Reklama

Parytet w alpinizmie - Dlaczego kobiety są pomijane?

Minęło już siedem lat od niefortunnej wypowiedzi, że „jedna pani na dziesięciu to trochę za mało chyba…”. To była odpowiedź na pytanie, dlaczego kobiety nie jadą na zimowe K2. Patrząc na tegoroczną galę 50-lecia Polskiego Związku Alpinizmu, widać wyraźnie, że nic się nie zmieniło.

 

„jedna pani na dziesięciu to trochę za mało chyba…”

 

Festiwal Górski w Lądku-Zdroju A.D. 2017. Na scenie w dużym namiocie prezentowany jest skład Narodowej Zimowej Wyprawy na K2, która za kilka miesięcy ruszy w góry najwyższe, by zdobyć ten ostatni wierzchołek. Bohaterowie wkraczają na scenę, publika szaleje, konferansjer podgrzewa atmosferę. Wszyscy wierzą w sukces, na który polscy wspinacze są niemal skazani. Wiadomo – „K2 dla Polaków”. To hasło trafia zresztą na koszulki, breloczki, naklejki – interes się kręci. Aż tu pod koniec spotkania z widowni pada grzeczne i skromne pytanie: dlaczego w ekipie nie ma żadnej kobiety?

 

Zapada krępująca cisza, a po chwili słyszymy słynne zdanie:  „jedna pani na dziesięciu to trochę za mało chyba…”. Jeszcze wtedy, w lądkowym namiocie, przyjęto tę wypowiedź nawet z delikatnym aplauzem - ot, taki dowcip sytuacyjny -  aczkolwiek w niektórych sektorach poszedł specyficzny pomruk. Nikt się chyba nie spodziewał, że jeszcze tego dnia rozpocznie się wielka narodowa debata o roli kobiet w himalajskich wyprawach, która wyjdzie szeroko poza środowisko górskie. Temat podjęły portale i media nie mające żadnego związku z górami. O kobietach w górach wysokich pisały różne „pudelki i pomponiki”. Żeby było jasne, sam autor wypowiedzi szybko za nią przeprosił. Zrobili to również działacze Polskiego Związku Alpinizmu, ale mleko się rozlało.
====
Zadania do wykonania ->
1) Wypisz dokładnie fragment tekstu o kobietach w alpinizmie między słowami „Festiwal Górski w” a „ma żadnej kobiety?”, łącznie z nimi.
2) Na jakie przedmioty trafiło hasło „K2 dla Polaków” według tekstu o kobietach w alpinizmie?
3) Napisz dalszą część tekstu o kobietach w alpinizmie, zaczynając od miejsca po jego ostatnim zdaniu.
Dane stanowią odrębny materiał, niezwiązany z tekstem o kobietach w alpinizmie.

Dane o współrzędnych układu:
====
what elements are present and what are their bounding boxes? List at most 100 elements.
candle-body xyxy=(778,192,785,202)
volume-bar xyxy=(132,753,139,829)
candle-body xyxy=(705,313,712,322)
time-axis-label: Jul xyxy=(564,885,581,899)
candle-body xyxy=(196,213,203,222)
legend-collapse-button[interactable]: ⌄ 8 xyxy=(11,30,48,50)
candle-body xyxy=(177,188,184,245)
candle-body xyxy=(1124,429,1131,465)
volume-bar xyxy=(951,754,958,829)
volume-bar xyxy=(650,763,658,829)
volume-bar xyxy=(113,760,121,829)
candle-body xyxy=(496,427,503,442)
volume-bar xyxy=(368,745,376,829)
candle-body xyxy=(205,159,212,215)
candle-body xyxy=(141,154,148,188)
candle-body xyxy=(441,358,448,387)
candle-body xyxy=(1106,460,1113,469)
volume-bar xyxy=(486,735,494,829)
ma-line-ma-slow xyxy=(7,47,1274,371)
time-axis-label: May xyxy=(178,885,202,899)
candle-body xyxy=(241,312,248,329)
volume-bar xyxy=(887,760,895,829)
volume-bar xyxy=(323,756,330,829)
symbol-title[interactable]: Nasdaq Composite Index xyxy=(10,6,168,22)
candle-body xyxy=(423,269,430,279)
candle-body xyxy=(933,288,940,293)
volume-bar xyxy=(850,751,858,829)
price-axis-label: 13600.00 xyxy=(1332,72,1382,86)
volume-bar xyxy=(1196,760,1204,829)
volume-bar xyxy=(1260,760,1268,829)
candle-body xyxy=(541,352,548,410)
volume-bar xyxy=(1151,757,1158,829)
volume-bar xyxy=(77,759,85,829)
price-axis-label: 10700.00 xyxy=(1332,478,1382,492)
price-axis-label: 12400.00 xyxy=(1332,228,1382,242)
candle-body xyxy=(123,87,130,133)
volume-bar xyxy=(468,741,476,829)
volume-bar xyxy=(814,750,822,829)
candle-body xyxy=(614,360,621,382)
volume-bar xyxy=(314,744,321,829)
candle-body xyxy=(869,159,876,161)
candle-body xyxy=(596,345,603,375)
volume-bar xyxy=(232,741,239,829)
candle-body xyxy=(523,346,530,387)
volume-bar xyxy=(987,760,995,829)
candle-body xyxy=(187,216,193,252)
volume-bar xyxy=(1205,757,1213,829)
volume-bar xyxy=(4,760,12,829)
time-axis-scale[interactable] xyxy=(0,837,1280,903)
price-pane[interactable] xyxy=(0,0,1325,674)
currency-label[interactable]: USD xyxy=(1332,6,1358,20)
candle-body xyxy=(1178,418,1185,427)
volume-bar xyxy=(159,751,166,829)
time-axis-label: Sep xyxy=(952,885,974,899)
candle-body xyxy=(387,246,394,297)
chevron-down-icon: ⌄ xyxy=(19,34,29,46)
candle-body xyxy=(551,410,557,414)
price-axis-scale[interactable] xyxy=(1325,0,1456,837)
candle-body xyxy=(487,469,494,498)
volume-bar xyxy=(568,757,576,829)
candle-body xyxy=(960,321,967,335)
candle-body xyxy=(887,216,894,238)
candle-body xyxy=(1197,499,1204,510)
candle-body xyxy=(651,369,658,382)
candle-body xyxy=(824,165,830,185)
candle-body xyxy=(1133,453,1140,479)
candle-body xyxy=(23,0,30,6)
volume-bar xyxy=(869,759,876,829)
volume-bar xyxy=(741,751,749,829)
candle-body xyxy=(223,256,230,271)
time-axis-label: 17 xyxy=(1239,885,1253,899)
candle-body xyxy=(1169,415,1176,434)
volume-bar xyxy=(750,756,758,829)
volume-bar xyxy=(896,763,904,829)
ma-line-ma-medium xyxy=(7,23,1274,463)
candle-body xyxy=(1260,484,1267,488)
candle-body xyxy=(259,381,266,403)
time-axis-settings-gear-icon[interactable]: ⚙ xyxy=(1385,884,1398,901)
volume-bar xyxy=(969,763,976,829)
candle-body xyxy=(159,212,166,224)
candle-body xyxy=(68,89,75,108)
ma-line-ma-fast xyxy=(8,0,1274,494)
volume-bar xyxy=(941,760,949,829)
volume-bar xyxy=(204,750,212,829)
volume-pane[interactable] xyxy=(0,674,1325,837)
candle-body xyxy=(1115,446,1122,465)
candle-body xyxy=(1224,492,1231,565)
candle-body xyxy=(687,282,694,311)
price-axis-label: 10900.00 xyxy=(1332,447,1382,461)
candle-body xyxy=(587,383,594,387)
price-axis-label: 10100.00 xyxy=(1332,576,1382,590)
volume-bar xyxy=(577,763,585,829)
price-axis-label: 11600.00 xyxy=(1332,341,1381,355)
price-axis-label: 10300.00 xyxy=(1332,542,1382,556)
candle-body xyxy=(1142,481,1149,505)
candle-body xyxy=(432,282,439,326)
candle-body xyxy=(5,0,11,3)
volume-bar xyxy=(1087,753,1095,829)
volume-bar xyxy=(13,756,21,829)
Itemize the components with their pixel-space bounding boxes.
====
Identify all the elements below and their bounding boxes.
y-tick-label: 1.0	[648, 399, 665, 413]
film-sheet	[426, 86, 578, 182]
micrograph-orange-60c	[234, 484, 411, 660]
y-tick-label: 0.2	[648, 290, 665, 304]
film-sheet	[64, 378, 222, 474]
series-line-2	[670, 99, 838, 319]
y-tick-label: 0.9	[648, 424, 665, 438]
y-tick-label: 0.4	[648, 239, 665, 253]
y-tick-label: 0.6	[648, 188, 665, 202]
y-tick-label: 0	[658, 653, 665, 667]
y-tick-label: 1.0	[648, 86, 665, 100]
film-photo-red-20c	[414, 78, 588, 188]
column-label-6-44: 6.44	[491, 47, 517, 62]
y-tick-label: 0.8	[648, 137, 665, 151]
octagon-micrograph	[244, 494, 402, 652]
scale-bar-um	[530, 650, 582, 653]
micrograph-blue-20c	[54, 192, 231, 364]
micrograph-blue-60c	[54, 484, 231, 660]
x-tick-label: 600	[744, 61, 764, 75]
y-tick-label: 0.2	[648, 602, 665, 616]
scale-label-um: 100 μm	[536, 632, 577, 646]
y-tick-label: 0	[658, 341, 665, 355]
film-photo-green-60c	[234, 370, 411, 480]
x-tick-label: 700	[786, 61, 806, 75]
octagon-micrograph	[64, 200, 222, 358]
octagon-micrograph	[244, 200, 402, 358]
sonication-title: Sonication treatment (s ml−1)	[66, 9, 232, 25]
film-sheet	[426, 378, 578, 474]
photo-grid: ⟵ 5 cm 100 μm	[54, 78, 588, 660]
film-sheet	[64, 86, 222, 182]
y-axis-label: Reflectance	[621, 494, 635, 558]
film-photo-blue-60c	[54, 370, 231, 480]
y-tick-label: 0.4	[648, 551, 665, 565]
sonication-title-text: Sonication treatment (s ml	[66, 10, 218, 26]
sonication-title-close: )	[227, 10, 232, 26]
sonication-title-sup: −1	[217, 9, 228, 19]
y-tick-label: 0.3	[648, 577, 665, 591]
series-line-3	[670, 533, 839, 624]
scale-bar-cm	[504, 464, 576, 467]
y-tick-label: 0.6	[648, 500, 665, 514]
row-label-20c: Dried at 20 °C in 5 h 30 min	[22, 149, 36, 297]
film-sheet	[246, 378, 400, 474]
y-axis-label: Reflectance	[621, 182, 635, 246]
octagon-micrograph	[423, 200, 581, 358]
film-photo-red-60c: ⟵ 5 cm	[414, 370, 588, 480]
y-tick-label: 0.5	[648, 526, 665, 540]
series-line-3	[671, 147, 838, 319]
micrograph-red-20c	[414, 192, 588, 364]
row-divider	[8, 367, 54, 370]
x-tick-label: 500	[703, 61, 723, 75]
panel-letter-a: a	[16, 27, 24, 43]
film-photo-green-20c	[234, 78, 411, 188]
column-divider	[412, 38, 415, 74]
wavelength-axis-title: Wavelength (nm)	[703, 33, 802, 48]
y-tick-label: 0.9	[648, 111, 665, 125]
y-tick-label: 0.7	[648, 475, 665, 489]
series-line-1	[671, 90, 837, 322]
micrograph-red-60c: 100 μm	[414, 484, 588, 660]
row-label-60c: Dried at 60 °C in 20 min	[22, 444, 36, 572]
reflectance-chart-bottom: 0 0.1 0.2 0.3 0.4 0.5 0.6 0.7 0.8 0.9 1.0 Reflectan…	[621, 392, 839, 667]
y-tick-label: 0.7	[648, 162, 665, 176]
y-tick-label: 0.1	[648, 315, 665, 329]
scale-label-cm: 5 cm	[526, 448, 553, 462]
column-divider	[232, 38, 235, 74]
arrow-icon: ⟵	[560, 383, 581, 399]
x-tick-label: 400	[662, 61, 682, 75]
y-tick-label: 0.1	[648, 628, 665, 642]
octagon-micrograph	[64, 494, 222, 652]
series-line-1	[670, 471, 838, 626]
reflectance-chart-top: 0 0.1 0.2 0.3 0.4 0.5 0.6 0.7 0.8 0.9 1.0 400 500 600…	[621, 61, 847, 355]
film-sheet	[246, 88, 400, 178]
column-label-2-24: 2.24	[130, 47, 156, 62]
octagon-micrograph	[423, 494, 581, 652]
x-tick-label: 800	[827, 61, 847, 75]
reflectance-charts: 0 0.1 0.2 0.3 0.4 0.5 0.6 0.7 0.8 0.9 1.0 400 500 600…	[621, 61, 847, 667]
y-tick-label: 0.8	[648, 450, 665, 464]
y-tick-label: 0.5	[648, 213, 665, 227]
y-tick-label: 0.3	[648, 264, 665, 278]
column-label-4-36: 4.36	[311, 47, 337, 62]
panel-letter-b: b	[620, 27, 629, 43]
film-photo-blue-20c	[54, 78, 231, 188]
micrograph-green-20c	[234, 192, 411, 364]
====
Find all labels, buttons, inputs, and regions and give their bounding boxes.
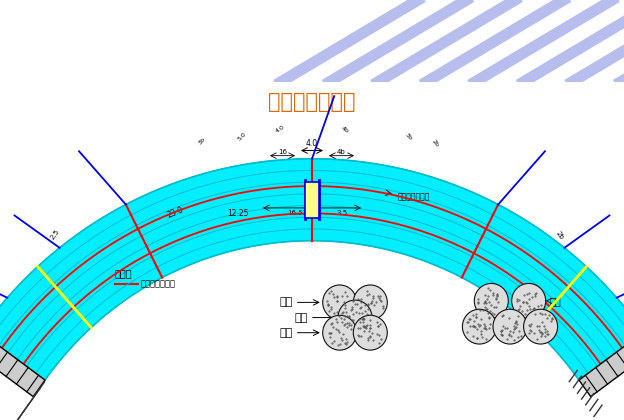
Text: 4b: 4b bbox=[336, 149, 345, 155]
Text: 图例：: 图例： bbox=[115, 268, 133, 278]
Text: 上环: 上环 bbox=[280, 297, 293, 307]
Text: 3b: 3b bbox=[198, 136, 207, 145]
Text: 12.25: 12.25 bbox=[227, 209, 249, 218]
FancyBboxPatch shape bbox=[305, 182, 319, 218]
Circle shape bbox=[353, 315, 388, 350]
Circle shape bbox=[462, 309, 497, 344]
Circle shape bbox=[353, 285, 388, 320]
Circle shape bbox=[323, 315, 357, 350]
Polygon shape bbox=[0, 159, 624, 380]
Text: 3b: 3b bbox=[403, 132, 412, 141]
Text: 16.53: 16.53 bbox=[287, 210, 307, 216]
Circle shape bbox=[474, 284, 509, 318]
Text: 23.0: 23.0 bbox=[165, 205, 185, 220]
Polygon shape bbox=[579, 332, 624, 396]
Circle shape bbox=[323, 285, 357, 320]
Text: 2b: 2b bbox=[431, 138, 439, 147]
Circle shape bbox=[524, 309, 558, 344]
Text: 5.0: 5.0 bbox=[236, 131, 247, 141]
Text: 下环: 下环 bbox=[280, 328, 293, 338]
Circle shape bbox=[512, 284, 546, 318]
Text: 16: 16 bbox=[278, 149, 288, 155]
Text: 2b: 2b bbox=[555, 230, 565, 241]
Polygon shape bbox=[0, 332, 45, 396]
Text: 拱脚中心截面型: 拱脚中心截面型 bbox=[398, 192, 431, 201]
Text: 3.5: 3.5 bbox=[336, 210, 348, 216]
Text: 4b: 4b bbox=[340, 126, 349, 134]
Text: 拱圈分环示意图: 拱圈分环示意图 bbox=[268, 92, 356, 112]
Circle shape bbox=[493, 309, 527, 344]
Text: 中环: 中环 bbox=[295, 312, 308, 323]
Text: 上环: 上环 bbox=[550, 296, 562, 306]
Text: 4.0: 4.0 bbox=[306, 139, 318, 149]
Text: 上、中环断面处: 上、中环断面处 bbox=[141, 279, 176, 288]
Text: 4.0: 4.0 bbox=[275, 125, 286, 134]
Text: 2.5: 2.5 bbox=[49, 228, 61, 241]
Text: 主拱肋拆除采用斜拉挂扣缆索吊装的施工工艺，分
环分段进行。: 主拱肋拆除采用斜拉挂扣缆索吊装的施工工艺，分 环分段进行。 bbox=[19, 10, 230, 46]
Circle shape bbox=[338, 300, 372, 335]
====
Odpowiedzi ->
1)
Festiwal Górski w Lądku-Zdroju A.D. 2017. Na scenie w dużym namiocie prezentowany jest skład Narodowej Zimowej Wyprawy na K2, która za kilka miesięcy ruszy w góry najwyższe, by zdobyć ten ostatni wierzchołek. Bohaterowie wkraczają na scenę, publika szaleje, konferansjer podgrzewa atmosferę. Wszyscy wierzą w sukces, na który polscy wspinacze są niemal skazani. Wiadomo – „K2 dla Polaków”. To hasło trafia zresztą na koszulki, breloczki, naklejki – interes się kręci. Aż tu pod koniec spotkania z widowni pada grzeczne i skromne pytanie: dlaczego w ekipie nie ma żadnej kobiety?

2) Na koszulki, breloczki i naklejki.

3)
Dlaczego przypominam tę burzę z września 2017 roku? Otóż podczas tego samego Festiwalu Górskiego A.D. 2024 swój jubileusz 50-lecia obchodził Polski Związek Alpinizmu. Spotkanie w lądeckim Kinoteatrze wyglądało zupełnie inaczej niż nudne gale naszych rodzimych związków sportowych, z PKOl na czele. Nie było krawatów i garsonek ani doniosłych przemówień. Na scenie zasiadły dwie drużyny, którymi kierowali były szef PZA Janusz Onyszkiewicz oraz obecny Marek Wierzbowski. Ekipy odpowiadały na dowcipne pytania ułożone przez Piotra Pustelnika, a nad wszystkim czuwał niezawodny stand-uper Tomasz Jachimek. Śmiechu było co niemiara.   

 

A jednak patrząc na scenę miałem małe déjà vu sprzed kilku lat. Bohaterami znów byli sami mężczyźni, którzy dobrze bawili się w swoim gronie. Nikt nie wpadł na pomysł, by zaprosić do zabawy kobiety – może nawet tworząc jedną, damską drużynę. Było trochę tak, jakby szczyty Himalajów i Karakorum zdobywali sami faceci.

 

I proszę tylko nie mówić, że były inne punkty programy festiwalu, gdy na scenie zasiadały same panie. Owszem, tak było m.in. po pokazie filmu Elizy Kubarskiej o Wandzie Rutkiewicz, gdy o himalaizmie z reżyserką rozmawiały Anna Okopińska, Kinga Baranowska i Martyna Wojciechowska. Wśród prelegentów całej imprezy wielu znamienitych pań też nie brakowało. Ale gdy chodzi o galę PZA, to główne role grali  tylko mężczyźni, kobiety pominięto.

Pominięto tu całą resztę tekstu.